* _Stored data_
>>
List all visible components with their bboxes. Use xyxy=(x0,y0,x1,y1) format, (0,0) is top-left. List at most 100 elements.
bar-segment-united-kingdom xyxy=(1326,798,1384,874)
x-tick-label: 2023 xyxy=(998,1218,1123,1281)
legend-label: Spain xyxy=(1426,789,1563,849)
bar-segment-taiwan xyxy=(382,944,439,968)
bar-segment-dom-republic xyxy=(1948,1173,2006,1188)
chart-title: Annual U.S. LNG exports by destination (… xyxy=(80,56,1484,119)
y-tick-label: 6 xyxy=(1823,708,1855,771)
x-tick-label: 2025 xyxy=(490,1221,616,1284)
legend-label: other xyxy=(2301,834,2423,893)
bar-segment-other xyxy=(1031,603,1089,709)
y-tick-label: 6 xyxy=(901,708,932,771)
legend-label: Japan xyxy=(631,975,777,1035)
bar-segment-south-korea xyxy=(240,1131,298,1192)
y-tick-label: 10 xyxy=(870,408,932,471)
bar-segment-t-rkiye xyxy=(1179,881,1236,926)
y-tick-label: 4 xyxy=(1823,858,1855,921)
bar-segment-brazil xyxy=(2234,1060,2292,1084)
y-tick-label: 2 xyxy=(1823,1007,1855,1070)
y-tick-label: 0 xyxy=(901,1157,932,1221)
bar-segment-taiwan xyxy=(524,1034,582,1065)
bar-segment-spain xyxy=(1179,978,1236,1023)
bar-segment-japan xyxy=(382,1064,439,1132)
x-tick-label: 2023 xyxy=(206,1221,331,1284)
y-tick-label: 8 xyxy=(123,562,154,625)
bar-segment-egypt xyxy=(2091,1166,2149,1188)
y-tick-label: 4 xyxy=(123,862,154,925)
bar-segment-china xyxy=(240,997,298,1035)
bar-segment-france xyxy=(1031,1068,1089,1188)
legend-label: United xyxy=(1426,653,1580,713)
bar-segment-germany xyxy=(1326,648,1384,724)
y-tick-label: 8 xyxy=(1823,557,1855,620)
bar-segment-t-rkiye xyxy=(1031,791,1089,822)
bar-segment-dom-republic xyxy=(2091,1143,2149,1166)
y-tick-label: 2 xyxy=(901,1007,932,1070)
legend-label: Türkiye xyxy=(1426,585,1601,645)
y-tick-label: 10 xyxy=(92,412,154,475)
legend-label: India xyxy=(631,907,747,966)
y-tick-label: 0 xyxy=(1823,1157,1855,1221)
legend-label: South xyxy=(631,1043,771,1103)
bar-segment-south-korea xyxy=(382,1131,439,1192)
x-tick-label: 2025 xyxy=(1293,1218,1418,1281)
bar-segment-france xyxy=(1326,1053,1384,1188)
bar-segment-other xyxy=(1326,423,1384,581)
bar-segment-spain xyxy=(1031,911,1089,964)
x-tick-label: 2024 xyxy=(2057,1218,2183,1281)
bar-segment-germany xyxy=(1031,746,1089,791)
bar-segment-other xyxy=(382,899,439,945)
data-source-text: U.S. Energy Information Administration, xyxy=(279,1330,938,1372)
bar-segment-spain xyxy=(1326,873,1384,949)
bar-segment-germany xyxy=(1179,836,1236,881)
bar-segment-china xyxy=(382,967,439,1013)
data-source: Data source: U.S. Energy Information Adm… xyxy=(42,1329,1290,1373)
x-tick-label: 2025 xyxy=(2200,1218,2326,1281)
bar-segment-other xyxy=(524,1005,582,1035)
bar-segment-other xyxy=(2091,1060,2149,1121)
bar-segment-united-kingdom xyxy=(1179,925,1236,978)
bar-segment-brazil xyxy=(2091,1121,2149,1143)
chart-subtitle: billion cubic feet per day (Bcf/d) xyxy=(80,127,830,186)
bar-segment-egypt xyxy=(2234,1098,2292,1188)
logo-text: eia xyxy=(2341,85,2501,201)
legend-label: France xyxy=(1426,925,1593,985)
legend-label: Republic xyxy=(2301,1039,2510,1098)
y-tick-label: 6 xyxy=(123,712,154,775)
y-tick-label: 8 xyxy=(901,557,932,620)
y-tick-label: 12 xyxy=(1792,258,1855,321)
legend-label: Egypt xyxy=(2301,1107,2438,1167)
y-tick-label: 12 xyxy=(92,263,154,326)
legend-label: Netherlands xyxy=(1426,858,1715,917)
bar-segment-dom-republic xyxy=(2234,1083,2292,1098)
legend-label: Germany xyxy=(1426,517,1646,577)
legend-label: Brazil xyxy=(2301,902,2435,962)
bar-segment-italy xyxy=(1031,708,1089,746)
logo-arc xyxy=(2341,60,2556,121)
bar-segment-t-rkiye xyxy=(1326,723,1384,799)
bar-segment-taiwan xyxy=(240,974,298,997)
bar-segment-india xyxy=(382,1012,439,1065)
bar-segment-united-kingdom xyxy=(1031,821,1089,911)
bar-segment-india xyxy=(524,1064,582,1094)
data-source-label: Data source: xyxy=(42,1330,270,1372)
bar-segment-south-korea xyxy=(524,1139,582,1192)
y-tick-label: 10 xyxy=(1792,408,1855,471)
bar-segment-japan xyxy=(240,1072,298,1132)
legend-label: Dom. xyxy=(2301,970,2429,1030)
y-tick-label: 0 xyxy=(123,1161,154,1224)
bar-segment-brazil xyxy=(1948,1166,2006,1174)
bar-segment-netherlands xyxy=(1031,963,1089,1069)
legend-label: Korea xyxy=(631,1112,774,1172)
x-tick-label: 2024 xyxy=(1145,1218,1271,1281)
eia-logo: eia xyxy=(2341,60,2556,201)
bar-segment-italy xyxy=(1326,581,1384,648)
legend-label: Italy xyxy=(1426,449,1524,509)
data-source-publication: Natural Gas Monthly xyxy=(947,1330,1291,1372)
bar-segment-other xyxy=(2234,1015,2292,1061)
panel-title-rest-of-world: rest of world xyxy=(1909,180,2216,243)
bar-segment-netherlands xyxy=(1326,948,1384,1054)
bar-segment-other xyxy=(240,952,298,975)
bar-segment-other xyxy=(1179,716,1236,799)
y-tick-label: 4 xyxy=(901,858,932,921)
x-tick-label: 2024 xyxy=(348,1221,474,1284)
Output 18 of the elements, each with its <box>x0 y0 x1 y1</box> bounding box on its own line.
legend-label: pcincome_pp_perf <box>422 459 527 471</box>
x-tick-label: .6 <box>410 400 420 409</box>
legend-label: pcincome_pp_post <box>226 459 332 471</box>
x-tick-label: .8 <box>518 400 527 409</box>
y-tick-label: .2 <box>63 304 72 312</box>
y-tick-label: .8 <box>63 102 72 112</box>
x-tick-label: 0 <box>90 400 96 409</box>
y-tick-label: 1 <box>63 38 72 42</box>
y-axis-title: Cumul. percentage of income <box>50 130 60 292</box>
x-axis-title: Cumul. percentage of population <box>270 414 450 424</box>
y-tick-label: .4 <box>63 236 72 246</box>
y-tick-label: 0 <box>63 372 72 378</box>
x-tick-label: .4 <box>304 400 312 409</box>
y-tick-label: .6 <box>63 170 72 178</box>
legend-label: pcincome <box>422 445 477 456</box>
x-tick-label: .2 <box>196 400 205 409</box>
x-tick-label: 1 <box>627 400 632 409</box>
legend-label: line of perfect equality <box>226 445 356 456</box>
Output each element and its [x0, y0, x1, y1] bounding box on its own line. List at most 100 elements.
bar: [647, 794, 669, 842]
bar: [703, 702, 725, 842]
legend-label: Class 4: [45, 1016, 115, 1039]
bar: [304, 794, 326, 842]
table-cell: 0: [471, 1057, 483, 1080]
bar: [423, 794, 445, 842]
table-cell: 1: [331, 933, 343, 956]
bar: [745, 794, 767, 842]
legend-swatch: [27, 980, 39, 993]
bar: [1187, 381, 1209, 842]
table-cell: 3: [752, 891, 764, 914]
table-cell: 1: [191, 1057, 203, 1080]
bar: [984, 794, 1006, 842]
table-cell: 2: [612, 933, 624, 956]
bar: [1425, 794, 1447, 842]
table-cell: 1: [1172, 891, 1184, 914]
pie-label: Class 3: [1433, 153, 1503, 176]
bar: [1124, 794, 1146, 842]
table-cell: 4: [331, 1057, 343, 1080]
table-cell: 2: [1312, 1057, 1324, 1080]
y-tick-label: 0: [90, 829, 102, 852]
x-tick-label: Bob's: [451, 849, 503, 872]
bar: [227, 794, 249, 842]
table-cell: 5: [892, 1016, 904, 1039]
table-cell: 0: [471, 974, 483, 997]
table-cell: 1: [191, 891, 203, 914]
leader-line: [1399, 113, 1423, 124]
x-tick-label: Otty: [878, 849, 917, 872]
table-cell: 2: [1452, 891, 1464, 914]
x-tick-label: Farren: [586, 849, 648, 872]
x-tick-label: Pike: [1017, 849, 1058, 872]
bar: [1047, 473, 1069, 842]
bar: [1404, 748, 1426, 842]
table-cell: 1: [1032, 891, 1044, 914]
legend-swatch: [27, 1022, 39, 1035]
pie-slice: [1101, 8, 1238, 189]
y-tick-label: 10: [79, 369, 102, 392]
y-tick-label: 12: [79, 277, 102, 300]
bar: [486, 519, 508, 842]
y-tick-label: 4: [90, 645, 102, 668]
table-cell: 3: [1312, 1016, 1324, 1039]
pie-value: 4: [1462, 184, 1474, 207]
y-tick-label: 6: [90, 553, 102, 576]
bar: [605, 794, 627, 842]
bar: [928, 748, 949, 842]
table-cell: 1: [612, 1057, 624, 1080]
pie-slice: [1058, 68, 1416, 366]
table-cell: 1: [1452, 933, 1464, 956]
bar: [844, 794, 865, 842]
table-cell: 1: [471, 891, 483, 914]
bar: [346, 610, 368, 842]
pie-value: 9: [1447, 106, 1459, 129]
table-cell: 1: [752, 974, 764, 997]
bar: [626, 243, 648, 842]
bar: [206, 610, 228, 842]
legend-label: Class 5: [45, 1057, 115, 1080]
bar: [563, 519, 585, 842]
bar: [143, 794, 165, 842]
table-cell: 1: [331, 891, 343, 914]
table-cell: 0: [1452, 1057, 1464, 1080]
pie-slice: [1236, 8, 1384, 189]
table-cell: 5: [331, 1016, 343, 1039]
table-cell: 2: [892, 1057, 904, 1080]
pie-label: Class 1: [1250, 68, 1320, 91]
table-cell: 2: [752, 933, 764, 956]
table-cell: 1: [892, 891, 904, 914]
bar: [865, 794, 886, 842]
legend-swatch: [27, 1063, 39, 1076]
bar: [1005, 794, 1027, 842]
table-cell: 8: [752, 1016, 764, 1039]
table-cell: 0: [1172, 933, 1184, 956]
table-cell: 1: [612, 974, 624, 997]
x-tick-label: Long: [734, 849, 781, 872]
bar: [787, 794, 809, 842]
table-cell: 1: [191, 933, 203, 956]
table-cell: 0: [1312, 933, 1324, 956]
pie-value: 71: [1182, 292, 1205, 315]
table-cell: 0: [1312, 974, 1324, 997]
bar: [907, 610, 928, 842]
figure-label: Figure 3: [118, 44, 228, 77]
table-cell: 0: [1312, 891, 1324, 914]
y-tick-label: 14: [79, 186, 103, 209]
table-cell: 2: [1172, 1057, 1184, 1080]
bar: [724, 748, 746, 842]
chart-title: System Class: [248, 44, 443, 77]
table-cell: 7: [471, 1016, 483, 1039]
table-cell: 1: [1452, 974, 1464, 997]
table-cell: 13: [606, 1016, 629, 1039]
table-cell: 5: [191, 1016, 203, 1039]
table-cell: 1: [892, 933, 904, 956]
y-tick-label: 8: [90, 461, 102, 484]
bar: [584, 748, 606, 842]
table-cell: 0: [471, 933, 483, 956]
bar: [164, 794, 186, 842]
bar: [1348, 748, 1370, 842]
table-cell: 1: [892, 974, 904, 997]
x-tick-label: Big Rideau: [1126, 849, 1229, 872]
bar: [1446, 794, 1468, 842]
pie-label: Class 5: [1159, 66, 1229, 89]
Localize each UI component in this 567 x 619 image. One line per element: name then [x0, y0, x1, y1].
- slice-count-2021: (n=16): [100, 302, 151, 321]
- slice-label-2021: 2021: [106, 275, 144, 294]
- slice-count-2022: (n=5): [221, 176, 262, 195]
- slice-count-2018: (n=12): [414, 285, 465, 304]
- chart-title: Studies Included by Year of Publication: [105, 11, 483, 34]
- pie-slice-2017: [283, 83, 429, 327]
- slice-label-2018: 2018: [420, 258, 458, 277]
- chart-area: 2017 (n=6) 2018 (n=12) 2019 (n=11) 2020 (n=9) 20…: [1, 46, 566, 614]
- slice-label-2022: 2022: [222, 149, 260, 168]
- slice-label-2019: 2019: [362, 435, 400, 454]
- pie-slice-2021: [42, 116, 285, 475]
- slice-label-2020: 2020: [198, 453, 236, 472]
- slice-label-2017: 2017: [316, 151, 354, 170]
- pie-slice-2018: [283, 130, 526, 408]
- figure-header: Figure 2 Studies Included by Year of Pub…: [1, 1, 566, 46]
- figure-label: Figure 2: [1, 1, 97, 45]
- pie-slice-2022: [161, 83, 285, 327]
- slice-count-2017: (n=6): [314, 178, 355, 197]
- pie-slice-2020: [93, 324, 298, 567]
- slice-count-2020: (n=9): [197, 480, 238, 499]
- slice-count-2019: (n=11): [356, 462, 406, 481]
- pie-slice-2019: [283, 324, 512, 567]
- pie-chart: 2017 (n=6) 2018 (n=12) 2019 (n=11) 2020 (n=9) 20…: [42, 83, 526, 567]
<<
* _What the task requires_
Recast the lines from the first one in the stored data through the line holding "x-tick-label: 2023 xyxy=(998,1218,1123,1281)", both included, as a JSON list of strings with one string per line and no blank lines.

* _Problem solution_
[
  "List all visible components with their bboxes. Use xyxy=(x0,y0,x1,y1) format, (0,0) is top-left. List at most 100 elements.",
  "bar-segment-united-kingdom xyxy=(1326,798,1384,874)",
  "x-tick-label: 2023 xyxy=(998,1218,1123,1281)"
]